- What the task asks -
Search the material and gather each line with "JSON" in it.

※

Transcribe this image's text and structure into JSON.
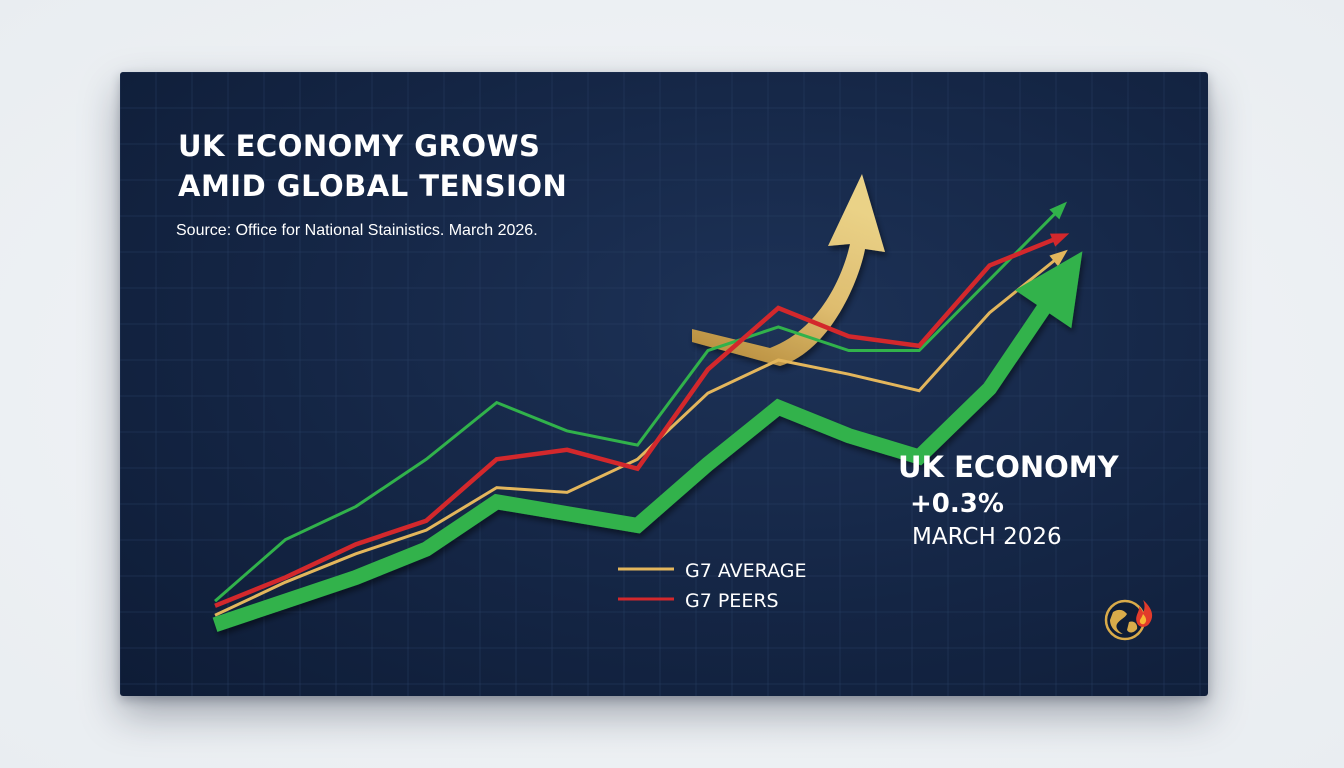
{
  "chart_data": {
    "type": "line",
    "title_lines": [
      "UK ECONOMY GROWS",
      "AMID GLOBAL TENSION"
    ],
    "source": "Source: Office for National Stainistics. March 2026.",
    "x": [
      0,
      1,
      2,
      3,
      4,
      5,
      6,
      7,
      8,
      9,
      10,
      11,
      12
    ],
    "series": [
      {
        "name": "",
        "role": "uk",
        "color": "#31b24b",
        "values": [
          1.0,
          1.5,
          2.0,
          2.6,
          3.6,
          3.35,
          3.1,
          4.4,
          5.6,
          5.0,
          4.55,
          6.0,
          8.2
        ]
      },
      {
        "name": "G7 AVERAGE",
        "role": "g7_average",
        "color": "#e3b65c",
        "values": [
          1.2,
          1.9,
          2.5,
          3.0,
          3.9,
          3.8,
          4.5,
          5.9,
          6.6,
          6.3,
          5.95,
          7.6,
          8.8
        ]
      },
      {
        "name": "G7 PEERS",
        "role": "g7_peers",
        "color": "#d3282c",
        "values": [
          1.4,
          2.0,
          2.7,
          3.2,
          4.5,
          4.7,
          4.3,
          6.4,
          7.7,
          7.1,
          6.9,
          8.6,
          9.2
        ]
      },
      {
        "name": "",
        "role": "thin_green",
        "color": "#31b24b",
        "values": [
          1.5,
          2.8,
          3.5,
          4.5,
          5.7,
          5.1,
          4.8,
          6.8,
          7.3,
          6.8,
          6.8,
          8.3,
          9.8
        ]
      }
    ],
    "ylim": [
      0,
      11
    ],
    "grid": true,
    "legend": {
      "placement": "bottom-center",
      "entries": [
        {
          "label": "G7 AVERAGE",
          "color": "#e3b65c"
        },
        {
          "label": "G7 PEERS",
          "color": "#d3282c"
        }
      ]
    },
    "callout": {
      "label": "UK ECONOMY",
      "value": "+0.3%",
      "date": "MARCH 2026"
    },
    "colors": {
      "background": "#142544",
      "gold_arrow": "#e8c46a",
      "uk_green": "#31b24b"
    },
    "icon": "globe-flame-icon"
  }
}
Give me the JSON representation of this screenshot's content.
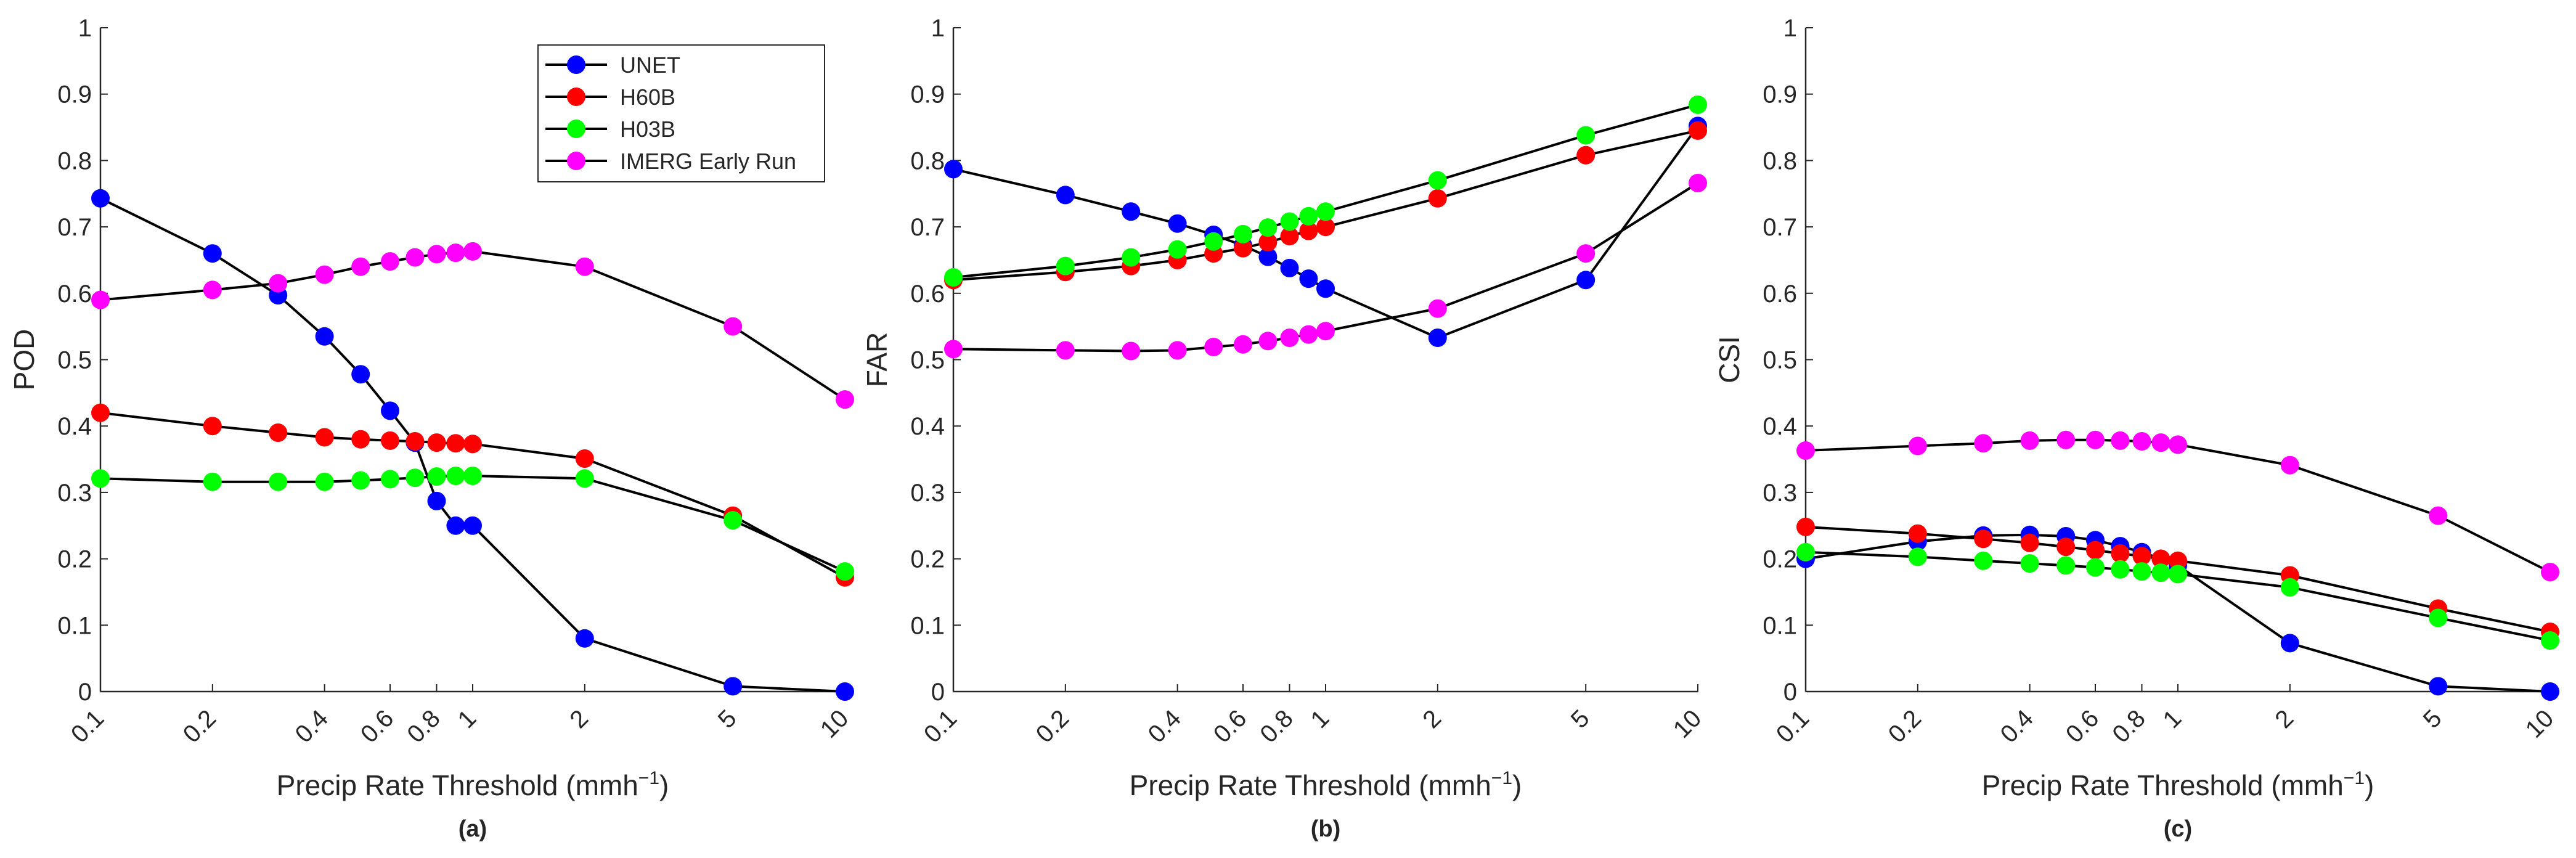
{
  "figure": {
    "legend": {
      "entries": [
        {
          "name": "UNET",
          "color": "#0000ff"
        },
        {
          "name": "H60B",
          "color": "#ff0000"
        },
        {
          "name": "H03B",
          "color": "#00ff00"
        },
        {
          "name": "IMERG Early Run",
          "color": "#ff00ff"
        }
      ]
    }
  },
  "chart_data": [
    {
      "type": "line",
      "panel_label": "(a)",
      "xlabel": "Precip Rate Threshold (mmh",
      "xlabel_sup": "−1",
      "xlabel_close": ")",
      "ylabel": "POD",
      "xscale": "log",
      "xlim": [
        0.1,
        10
      ],
      "ylim": [
        0,
        1
      ],
      "xticks": [
        0.1,
        0.2,
        0.4,
        0.6,
        0.8,
        1,
        2,
        5,
        10
      ],
      "xtick_labels": [
        "0.1",
        "0.2",
        "0.4",
        "0.6",
        "0.8",
        "1",
        "2",
        "5",
        "10"
      ],
      "yticks": [
        0,
        0.1,
        0.2,
        0.3,
        0.4,
        0.5,
        0.6,
        0.7,
        0.8,
        0.9,
        1
      ],
      "ytick_labels": [
        "0",
        "0.1",
        "0.2",
        "0.3",
        "0.4",
        "0.5",
        "0.6",
        "0.7",
        "0.8",
        "0.9",
        "1"
      ],
      "legend": true,
      "legend_position": "top-right",
      "x": [
        0.1,
        0.2,
        0.3,
        0.4,
        0.5,
        0.6,
        0.7,
        0.8,
        0.9,
        1,
        2,
        5,
        10
      ],
      "series": [
        {
          "name": "UNET",
          "color": "#0000ff",
          "values": [
            0.743,
            0.66,
            0.597,
            0.535,
            0.478,
            0.423,
            0.375,
            0.287,
            0.25,
            0.25,
            0.08,
            0.008,
            0.0
          ]
        },
        {
          "name": "H60B",
          "color": "#ff0000",
          "values": [
            0.42,
            0.4,
            0.39,
            0.383,
            0.38,
            0.378,
            0.377,
            0.375,
            0.374,
            0.373,
            0.351,
            0.265,
            0.172
          ]
        },
        {
          "name": "H03B",
          "color": "#00ff00",
          "values": [
            0.321,
            0.316,
            0.316,
            0.316,
            0.318,
            0.32,
            0.322,
            0.324,
            0.325,
            0.325,
            0.321,
            0.258,
            0.181
          ]
        },
        {
          "name": "IMERG Early Run",
          "color": "#ff00ff",
          "values": [
            0.59,
            0.605,
            0.615,
            0.628,
            0.64,
            0.648,
            0.654,
            0.659,
            0.661,
            0.663,
            0.64,
            0.55,
            0.44
          ]
        }
      ]
    },
    {
      "type": "line",
      "panel_label": "(b)",
      "xlabel": "Precip Rate Threshold (mmh",
      "xlabel_sup": "−1",
      "xlabel_close": ")",
      "ylabel": "FAR",
      "xscale": "log",
      "xlim": [
        0.1,
        10
      ],
      "ylim": [
        0,
        1
      ],
      "xticks": [
        0.1,
        0.2,
        0.4,
        0.6,
        0.8,
        1,
        2,
        5,
        10
      ],
      "xtick_labels": [
        "0.1",
        "0.2",
        "0.4",
        "0.6",
        "0.8",
        "1",
        "2",
        "5",
        "10"
      ],
      "yticks": [
        0,
        0.1,
        0.2,
        0.3,
        0.4,
        0.5,
        0.6,
        0.7,
        0.8,
        0.9,
        1
      ],
      "ytick_labels": [
        "0",
        "0.1",
        "0.2",
        "0.3",
        "0.4",
        "0.5",
        "0.6",
        "0.7",
        "0.8",
        "0.9",
        "1"
      ],
      "legend": false,
      "x": [
        0.1,
        0.2,
        0.3,
        0.4,
        0.5,
        0.6,
        0.7,
        0.8,
        0.9,
        1,
        2,
        5,
        10
      ],
      "series": [
        {
          "name": "UNET",
          "color": "#0000ff",
          "values": [
            0.787,
            0.748,
            0.723,
            0.705,
            0.688,
            0.672,
            0.655,
            0.638,
            0.622,
            0.607,
            0.533,
            0.62,
            0.852
          ]
        },
        {
          "name": "H60B",
          "color": "#ff0000",
          "values": [
            0.62,
            0.632,
            0.641,
            0.65,
            0.66,
            0.668,
            0.677,
            0.686,
            0.694,
            0.7,
            0.743,
            0.808,
            0.845
          ]
        },
        {
          "name": "H03B",
          "color": "#00ff00",
          "values": [
            0.624,
            0.641,
            0.654,
            0.666,
            0.678,
            0.689,
            0.699,
            0.708,
            0.716,
            0.723,
            0.77,
            0.838,
            0.884
          ]
        },
        {
          "name": "IMERG Early Run",
          "color": "#ff00ff",
          "values": [
            0.516,
            0.514,
            0.513,
            0.514,
            0.519,
            0.523,
            0.528,
            0.533,
            0.538,
            0.543,
            0.577,
            0.66,
            0.766
          ]
        }
      ]
    },
    {
      "type": "line",
      "panel_label": "(c)",
      "xlabel": "Precip Rate Threshold (mmh",
      "xlabel_sup": "−1",
      "xlabel_close": ")",
      "ylabel": "CSI",
      "xscale": "log",
      "xlim": [
        0.1,
        10
      ],
      "ylim": [
        0,
        1
      ],
      "xticks": [
        0.1,
        0.2,
        0.4,
        0.6,
        0.8,
        1,
        2,
        5,
        10
      ],
      "xtick_labels": [
        "0.1",
        "0.2",
        "0.4",
        "0.6",
        "0.8",
        "1",
        "2",
        "5",
        "10"
      ],
      "yticks": [
        0,
        0.1,
        0.2,
        0.3,
        0.4,
        0.5,
        0.6,
        0.7,
        0.8,
        0.9,
        1
      ],
      "ytick_labels": [
        "0",
        "0.1",
        "0.2",
        "0.3",
        "0.4",
        "0.5",
        "0.6",
        "0.7",
        "0.8",
        "0.9",
        "1"
      ],
      "legend": false,
      "x": [
        0.1,
        0.2,
        0.3,
        0.4,
        0.5,
        0.6,
        0.7,
        0.8,
        0.9,
        1,
        2,
        5,
        10
      ],
      "series": [
        {
          "name": "UNET",
          "color": "#0000ff",
          "values": [
            0.2,
            0.226,
            0.235,
            0.236,
            0.234,
            0.228,
            0.219,
            0.21,
            0.2,
            0.19,
            0.073,
            0.008,
            0.0
          ]
        },
        {
          "name": "H60B",
          "color": "#ff0000",
          "values": [
            0.248,
            0.238,
            0.23,
            0.224,
            0.218,
            0.213,
            0.208,
            0.204,
            0.2,
            0.197,
            0.175,
            0.125,
            0.09
          ]
        },
        {
          "name": "H03B",
          "color": "#00ff00",
          "values": [
            0.21,
            0.203,
            0.197,
            0.193,
            0.19,
            0.187,
            0.184,
            0.181,
            0.179,
            0.177,
            0.157,
            0.111,
            0.077
          ]
        },
        {
          "name": "IMERG Early Run",
          "color": "#ff00ff",
          "values": [
            0.363,
            0.37,
            0.374,
            0.378,
            0.379,
            0.379,
            0.378,
            0.377,
            0.375,
            0.372,
            0.341,
            0.265,
            0.18
          ]
        }
      ]
    }
  ]
}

※

- The solution -
Transcribe this image's text and structure into JSON.
Give me the JSON representation of this screenshot's content.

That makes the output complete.